Collection entries:
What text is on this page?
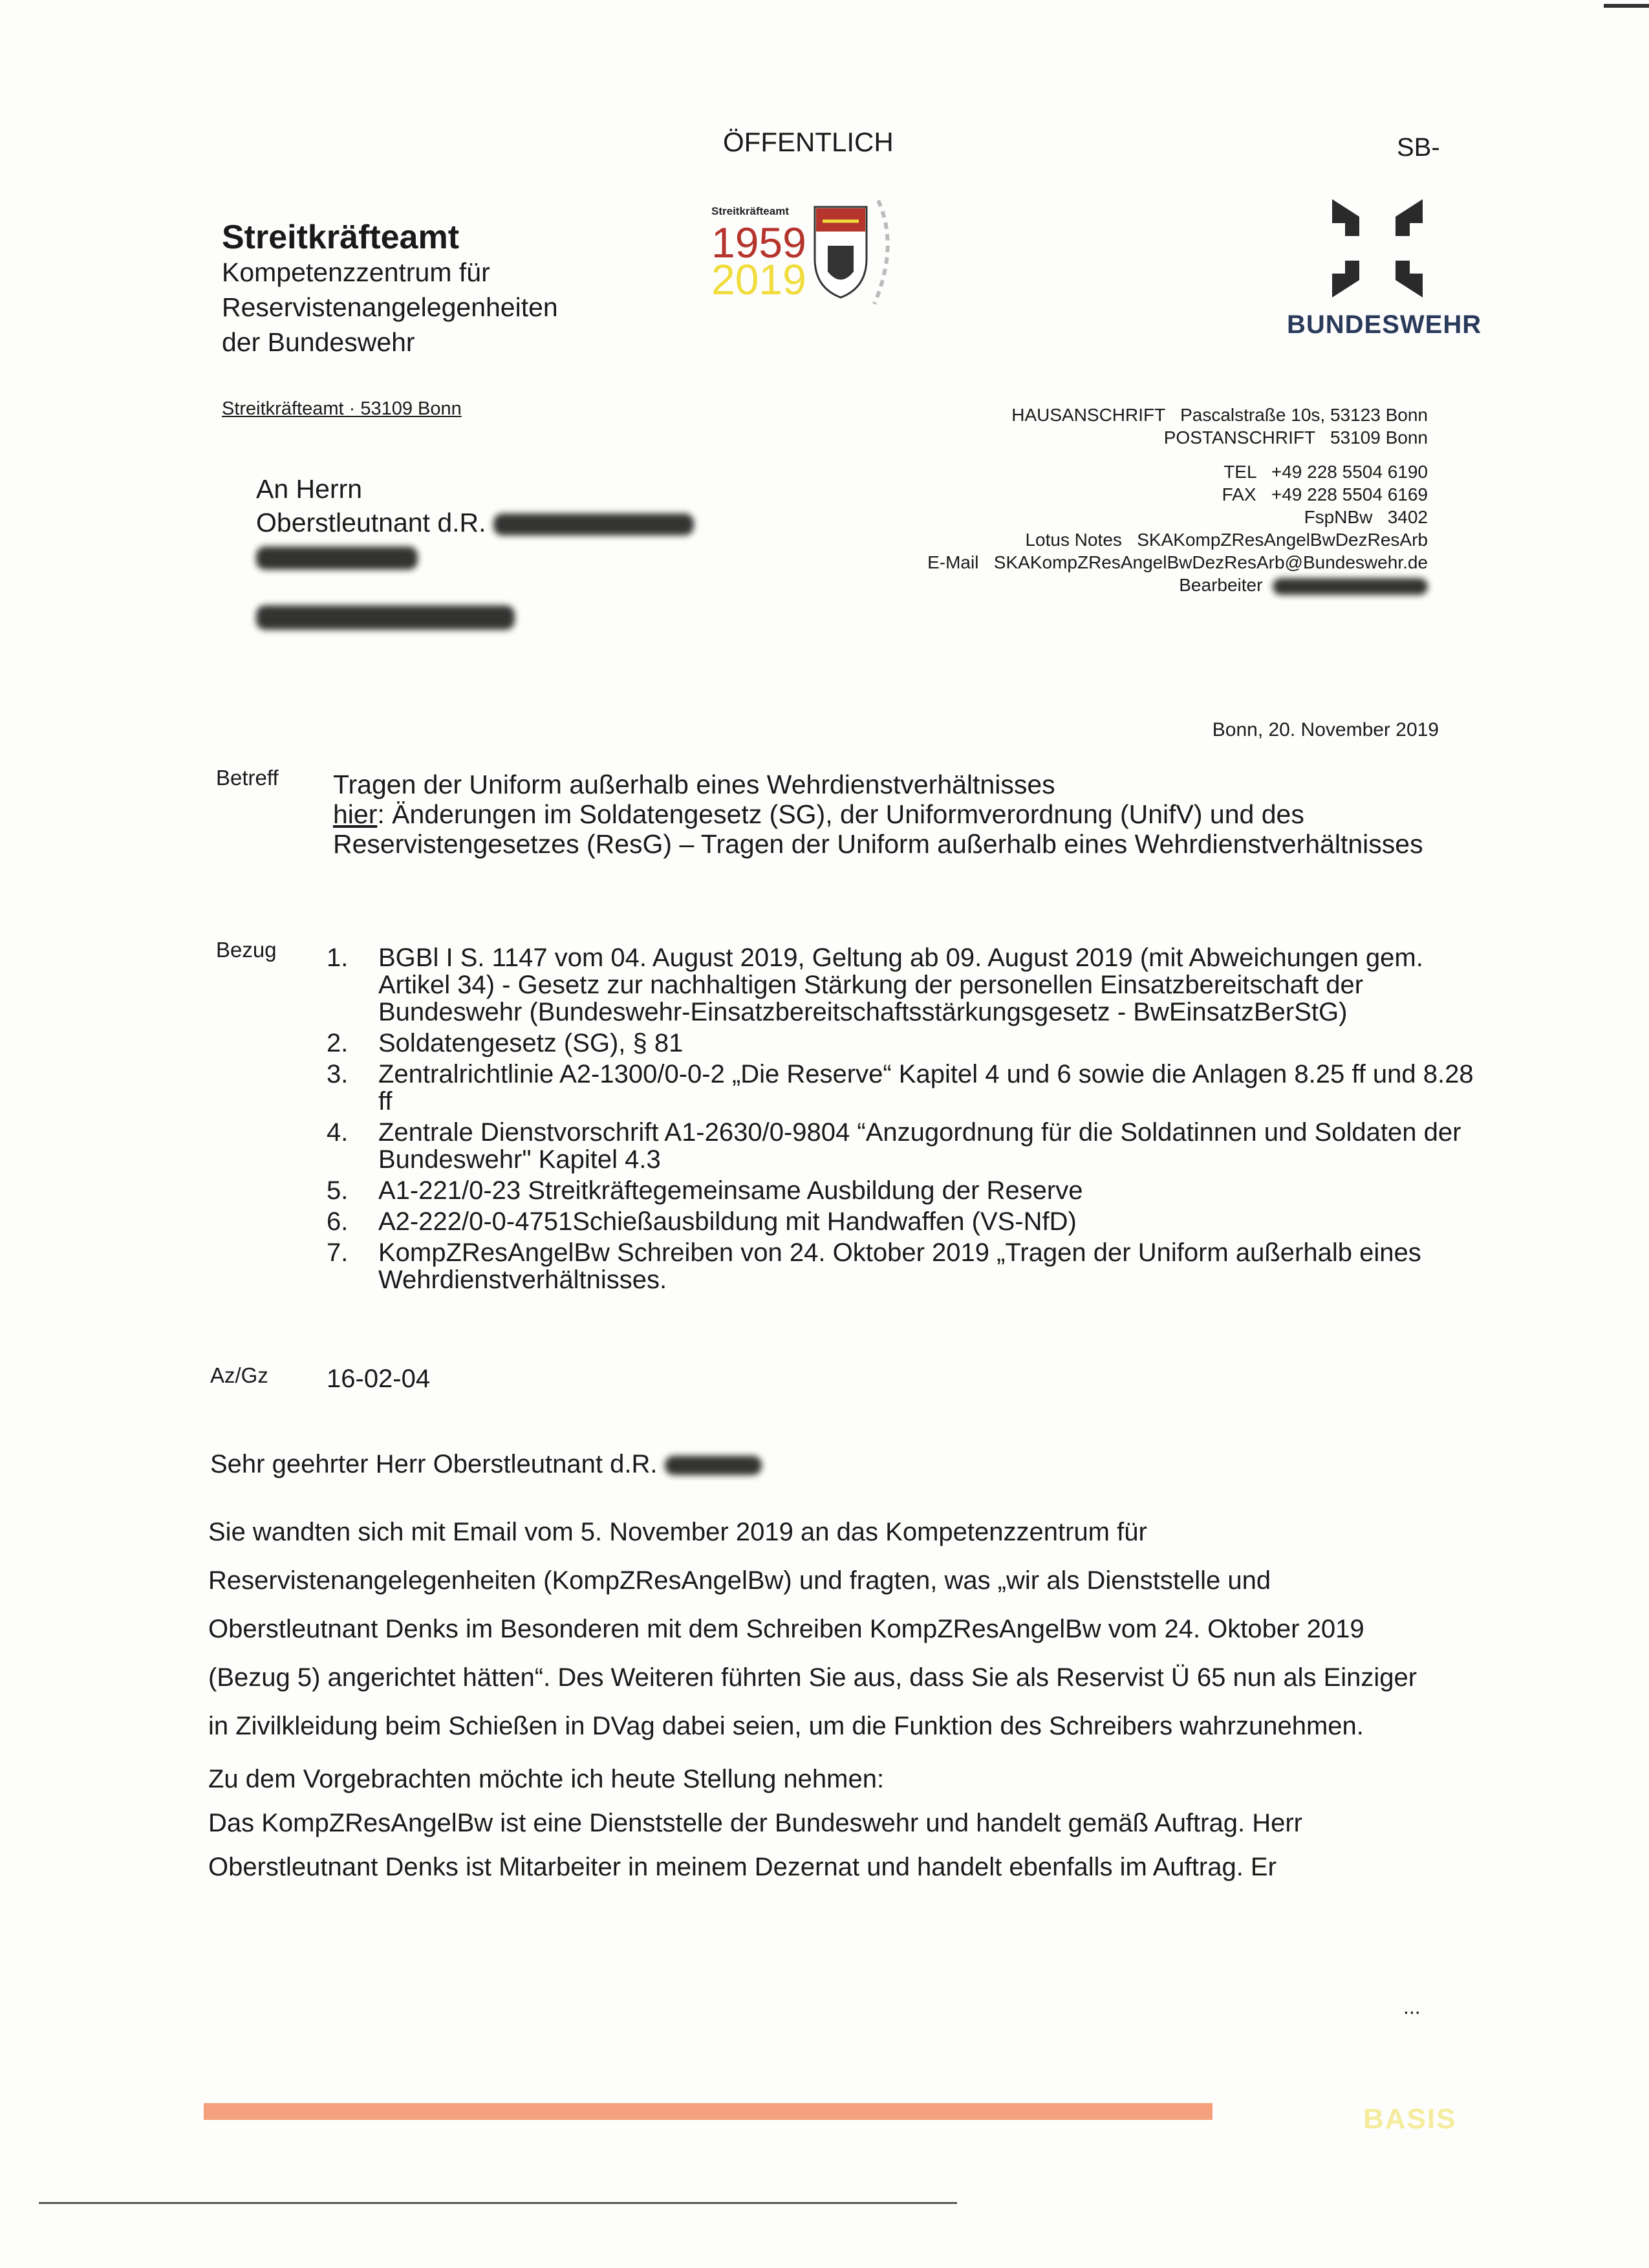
ÖFFENTLICH	SB-
Streitkräfteamt
Kompetenzzentrum für
Reservistenangelegenheiten
der Bundeswehr
Streitkräfteamt
1959
2019
BUNDESWEHR
Streitkräfteamt · 53109 Bonn	HAUSANSCHRIFT Pascalstraße 10s, 53123 Bonn
POSTANSCHRIFT 53109 Bonn
TEL +49 228 5504 6190
FAX +49 228 5504 6169
FspNBw 3402
Lotus Notes SKAKompZResAngelBwDezResArb
E-Mail SKAKompZResAngelBwDezResArb@Bundeswehr.de
Bearbeiter
An Herrn
Oberstleutnant d.R.
Bonn, 20. November 2019
Betreff Tragen der Uniform außerhalb eines Wehrdienstverhältnisses
hier: Änderungen im Soldatengesetz (SG), der Uniformverordnung (UnifV) und des Reservistengesetzes (ResG) – Tragen der Uniform außerhalb eines Wehrdienstverhältnisses
Bezug 1.	BGBl I S. 1147 vom 04. August 2019, Geltung ab 09. August 2019 (mit Abweichungen gem. Artikel 34) - Gesetz zur nachhaltigen Stärkung der personellen Einsatzbereitschaft der Bundeswehr (Bundeswehr-Einsatzbereitschaftsstärkungsgesetz - BwEinsatzBerStG)
2.	Soldatengesetz (SG), § 81
3.	Zentralrichtlinie A2-1300/0-0-2 „Die Reserve“ Kapitel 4 und 6 sowie die Anlagen 8.25 ff und 8.28 ff
4.	Zentrale Dienstvorschrift A1-2630/0-9804 “Anzugordnung für die Soldatinnen und Soldaten der Bundeswehr" Kapitel 4.3
5.	A1-221/0-23 Streitkräftegemeinsame Ausbildung der Reserve
6.	A2-222/0-0-4751Schießausbildung mit Handwaffen (VS-NfD)
7.	KompZResAngelBw Schreiben von 24. Oktober 2019 „Tragen der Uniform außerhalb eines Wehrdienstverhältnisses.
Az/Gz 16-02-04
Sehr geehrter Herr Oberstleutnant d.R.

Sie wandten sich mit Email vom 5. November 2019 an das Kompetenzzentrum für Reservistenangelegenheiten (KompZResAngelBw) und fragten, was „wir als Dienststelle und Oberstleutnant Denks im Besonderen mit dem Schreiben KompZResAngelBw vom 24. Oktober 2019 (Bezug 5) angerichtet hätten“. Des Weiteren führten Sie aus, dass Sie als Reservist Ü 65 nun als Einziger in Zivilkleidung beim Schießen in DVag dabei seien, um die Funktion des Schreibers wahrzunehmen.

Zu dem Vorgebrachten möchte ich heute Stellung nehmen:

Das KompZResAngelBw ist eine Dienststelle der Bundeswehr und handelt gemäß Auftrag. Herr Oberstleutnant Denks ist Mitarbeiter in meinem Dezernat und handelt ebenfalls im Auftrag. Er

...
BASIS
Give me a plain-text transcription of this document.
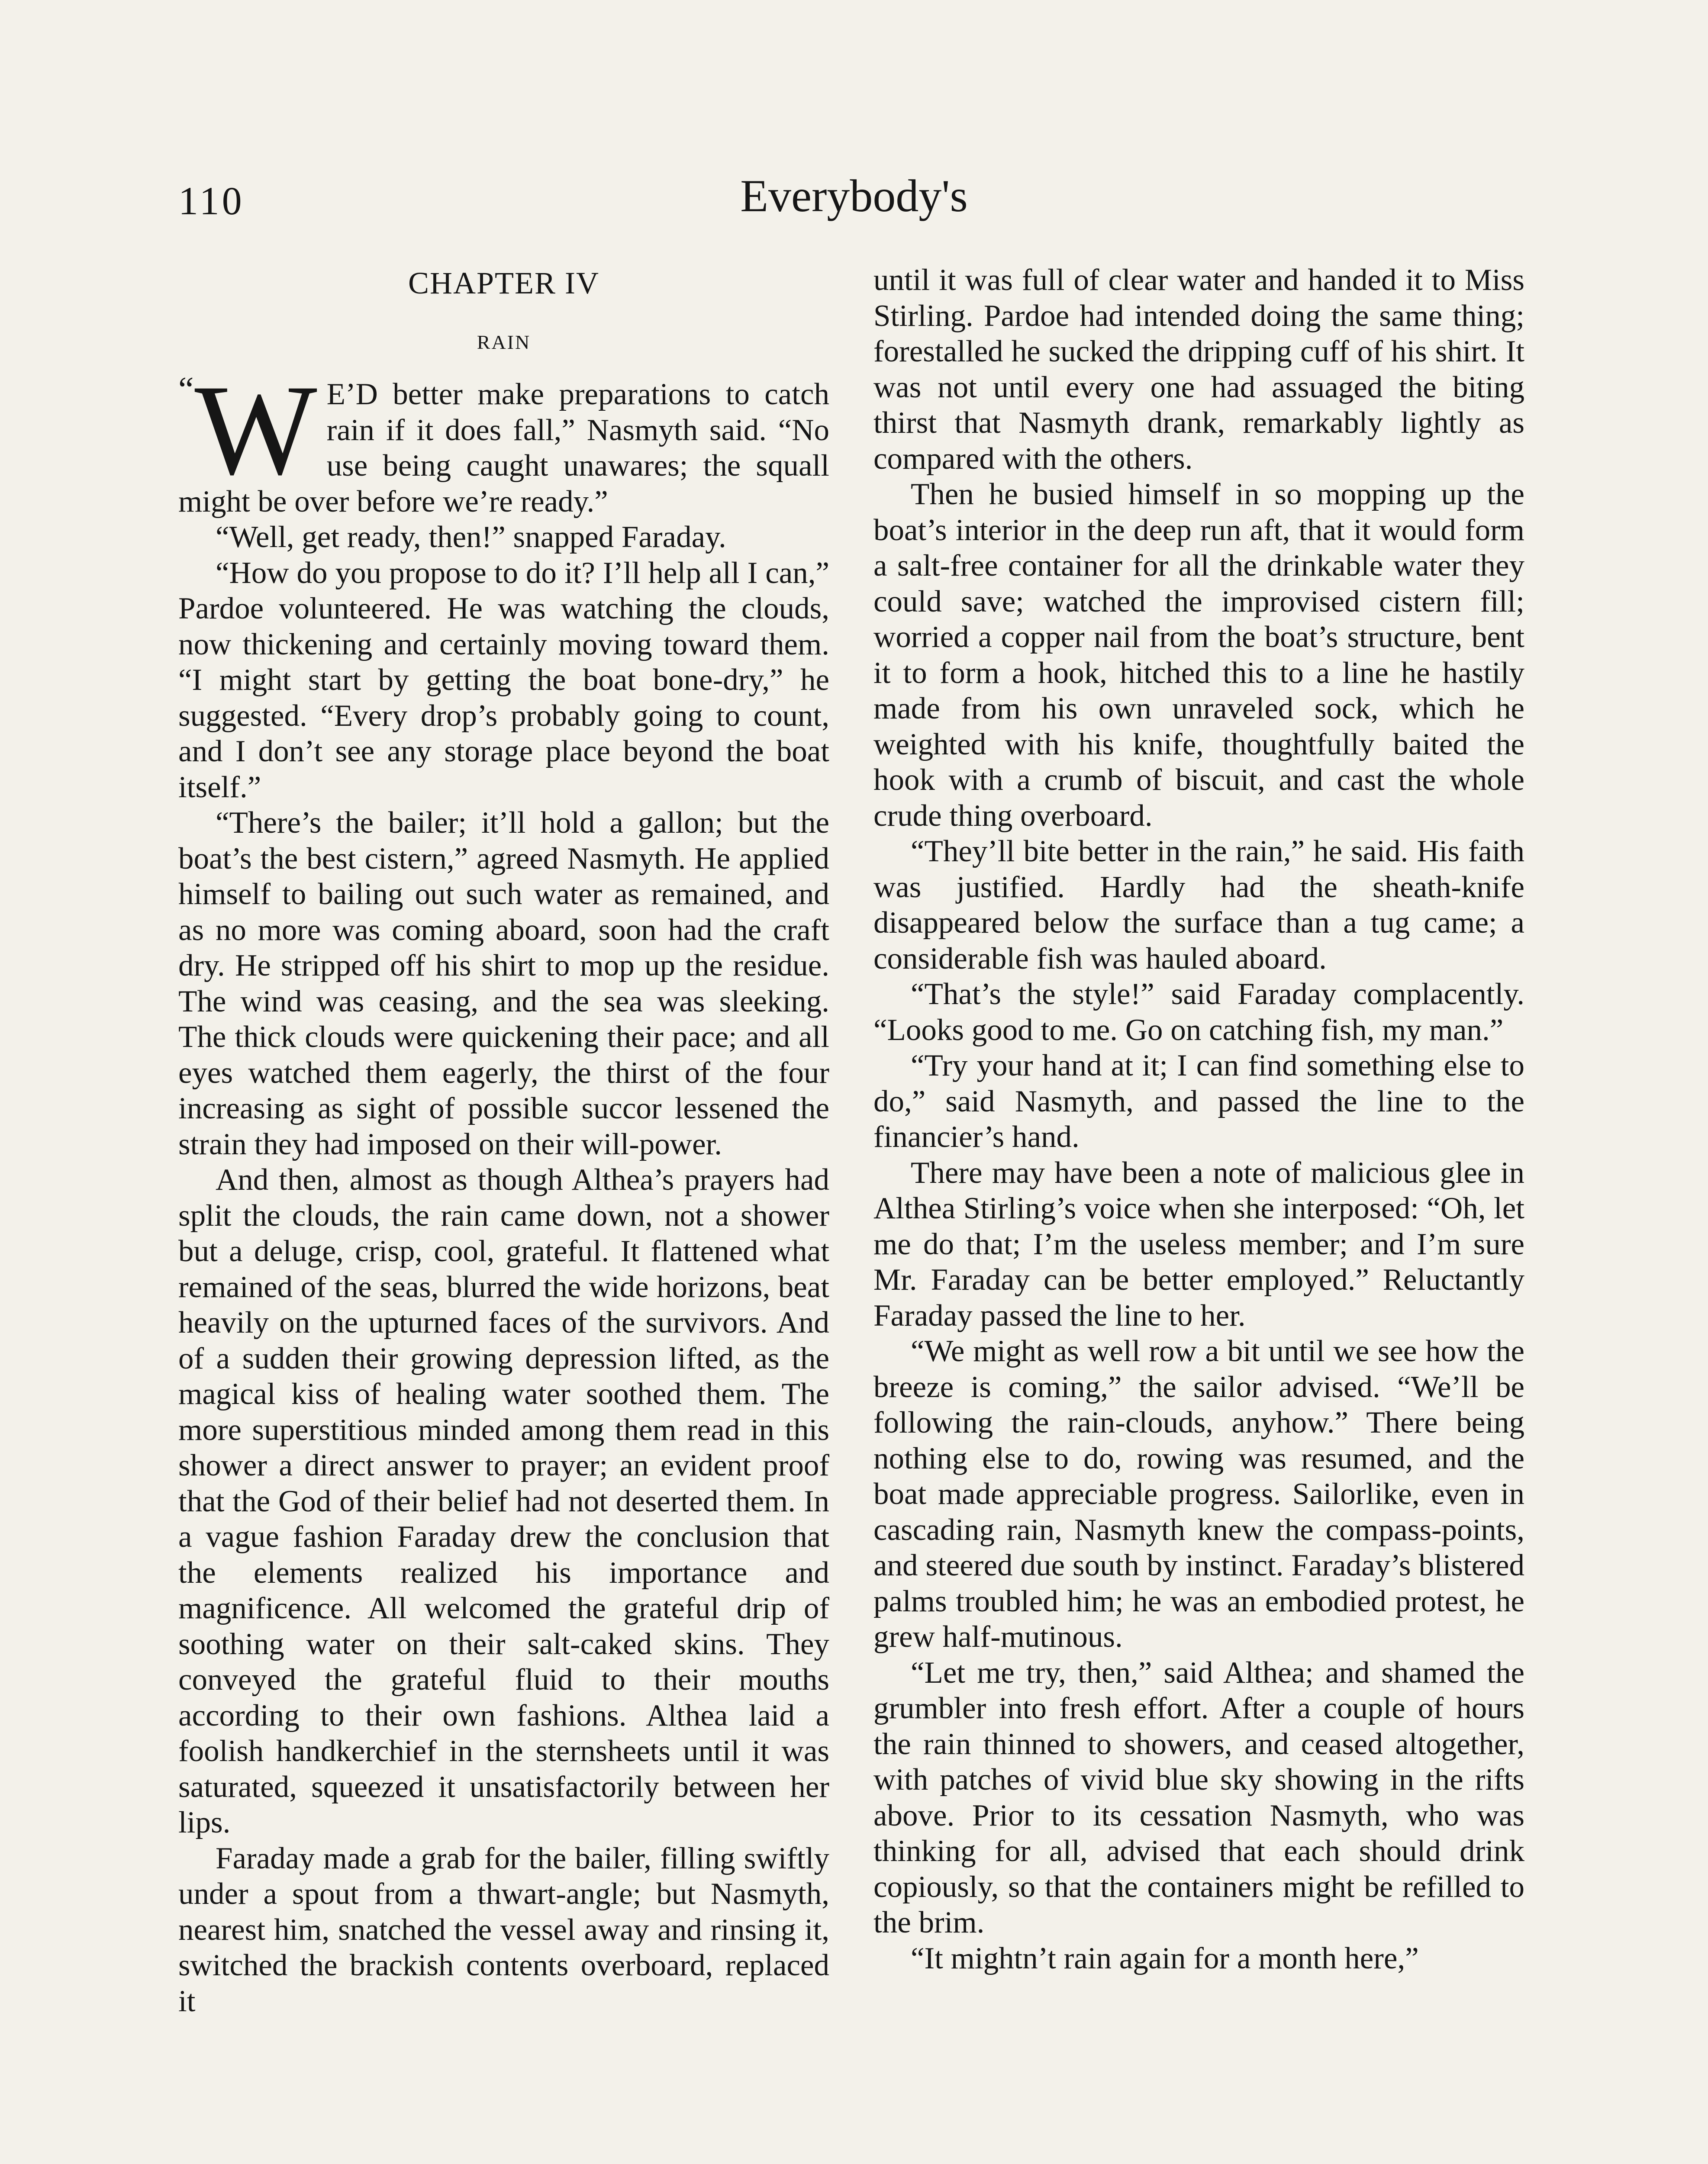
110	Everybody's
CHAPTER IV
RAIN

“ W E’D better make preparations to catch rain if it does fall,” Nasmyth said. “No use being caught unawares; the squall might be over before we’re ready.”

“Well, get ready, then!” snapped Faraday.

“How do you propose to do it? I’ll help all I can,” Pardoe volunteered. He was watching the clouds, now thickening and certainly moving toward them. “I might start by getting the boat bone-dry,” he suggested. “Every drop’s probably going to count, and I don’t see any storage place beyond the boat itself.”

“There’s the bailer; it’ll hold a gallon; but the boat’s the best cistern,” agreed Nasmyth. He applied himself to bailing out such water as remained, and as no more was coming aboard, soon had the craft dry. He stripped off his shirt to mop up the residue. The wind was ceasing, and the sea was sleeking. The thick clouds were quickening their pace; and all eyes watched them eagerly, the thirst of the four increasing as sight of possible succor lessened the strain they had imposed on their will-power.

And then, almost as though Althea’s prayers had split the clouds, the rain came down, not a shower but a deluge, crisp, cool, grateful. It flattened what remained of the seas, blurred the wide horizons, beat heavily on the upturned faces of the survivors. And of a sudden their growing depression lifted, as the magical kiss of healing water soothed them. The more superstitious minded among them read in this shower a direct answer to prayer; an evident proof that the God of their belief had not deserted them. In a vague fashion Faraday drew the conclusion that the elements realized his importance and magnificence. All welcomed the grateful drip of soothing water on their salt-caked skins. They conveyed the grateful fluid to their mouths according to their own fashions. Althea laid a foolish handkerchief in the sternsheets until it was saturated, squeezed it unsatisfactorily between her lips.

Faraday made a grab for the bailer, filling swiftly under a spout from a thwart-angle; but Nasmyth, nearest him, snatched the vessel away and rinsing it, switched the brackish contents overboard, replaced it

until it was full of clear water and handed it to Miss Stirling. Pardoe had intended doing the same thing; forestalled he sucked the dripping cuff of his shirt. It was not until every one had assuaged the biting thirst that Nasmyth drank, remarkably lightly as compared with the others.

Then he busied himself in so mopping up the boat’s interior in the deep run aft, that it would form a salt-free container for all the drinkable water they could save; watched the improvised cistern fill; worried a copper nail from the boat’s structure, bent it to form a hook, hitched this to a line he hastily made from his own unraveled sock, which he weighted with his knife, thoughtfully baited the hook with a crumb of biscuit, and cast the whole crude thing overboard.

“They’ll bite better in the rain,” he said. His faith was justified. Hardly had the sheath-knife disappeared below the surface than a tug came; a considerable fish was hauled aboard.

“That’s the style!” said Faraday complacently. “Looks good to me. Go on catching fish, my man.”

“Try your hand at it; I can find something else to do,” said Nasmyth, and passed the line to the financier’s hand.

There may have been a note of malicious glee in Althea Stirling’s voice when she interposed: “Oh, let me do that; I’m the useless member; and I’m sure Mr. Faraday can be better employed.” Reluctantly Faraday passed the line to her.

“We might as well row a bit until we see how the breeze is coming,” the sailor advised. “We’ll be following the rain-clouds, anyhow.” There being nothing else to do, rowing was resumed, and the boat made appreciable progress. Sailorlike, even in cascading rain, Nasmyth knew the compass-points, and steered due south by instinct. Faraday’s blistered palms troubled him; he was an embodied protest, he grew half-mutinous.

“Let me try, then,” said Althea; and shamed the grumbler into fresh effort. After a couple of hours the rain thinned to showers, and ceased altogether, with patches of vivid blue sky showing in the rifts above. Prior to its cessation Nasmyth, who was thinking for all, advised that each should drink copiously, so that the containers might be refilled to the brim.

“It mightn’t rain again for a month here,”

Exercise details: Compute the number of lines above that contain the string "Tragen". Reply with that value only.

Solution to this exercise: 3